**The problem:**
Only the number is wanted: tally the lines below that contain the word "Gestione".

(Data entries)
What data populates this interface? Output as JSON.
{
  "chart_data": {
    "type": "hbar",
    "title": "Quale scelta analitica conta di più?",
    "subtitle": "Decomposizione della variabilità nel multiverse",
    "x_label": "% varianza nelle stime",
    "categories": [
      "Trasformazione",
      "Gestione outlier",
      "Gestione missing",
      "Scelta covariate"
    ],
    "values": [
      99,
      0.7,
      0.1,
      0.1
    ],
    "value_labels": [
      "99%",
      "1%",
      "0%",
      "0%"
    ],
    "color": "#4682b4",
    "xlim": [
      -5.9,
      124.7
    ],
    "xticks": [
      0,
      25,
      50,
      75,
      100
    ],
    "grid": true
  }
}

**Complete response:**
2